— START OF DATA SHOWN —

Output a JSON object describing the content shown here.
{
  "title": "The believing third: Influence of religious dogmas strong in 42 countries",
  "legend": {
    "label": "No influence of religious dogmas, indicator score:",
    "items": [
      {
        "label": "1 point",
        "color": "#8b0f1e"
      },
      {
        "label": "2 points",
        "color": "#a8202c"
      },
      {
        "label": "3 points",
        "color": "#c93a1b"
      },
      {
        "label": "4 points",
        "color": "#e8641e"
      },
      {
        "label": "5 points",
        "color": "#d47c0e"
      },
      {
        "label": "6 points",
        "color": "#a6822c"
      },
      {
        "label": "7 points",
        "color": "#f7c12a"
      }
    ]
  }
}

— END OF DATA SHOWN —

### SHORT EXERCISE
The whole listing above needs to be written out again exactly.

### TASK RESULT
Output a JSON object describing the content shown here.
{
  "title": "The believing third: Influence of religious dogmas strong in 42 countries",
  "legend": {
    "label": "No influence of religious dogmas, indicator score:",
    "items": [
      {
        "label": "1 point",
        "color": "#8b0f1e"
      },
      {
        "label": "2 points",
        "color": "#a8202c"
      },
      {
        "label": "3 points",
        "color": "#c93a1b"
      },
      {
        "label": "4 points",
        "color": "#e8641e"
      },
      {
        "label": "5 points",
        "color": "#d47c0e"
      },
      {
        "label": "6 points",
        "color": "#a6822c"
      },
      {
        "label": "7 points",
        "color": "#f7c12a"
      }
    ]
  }
}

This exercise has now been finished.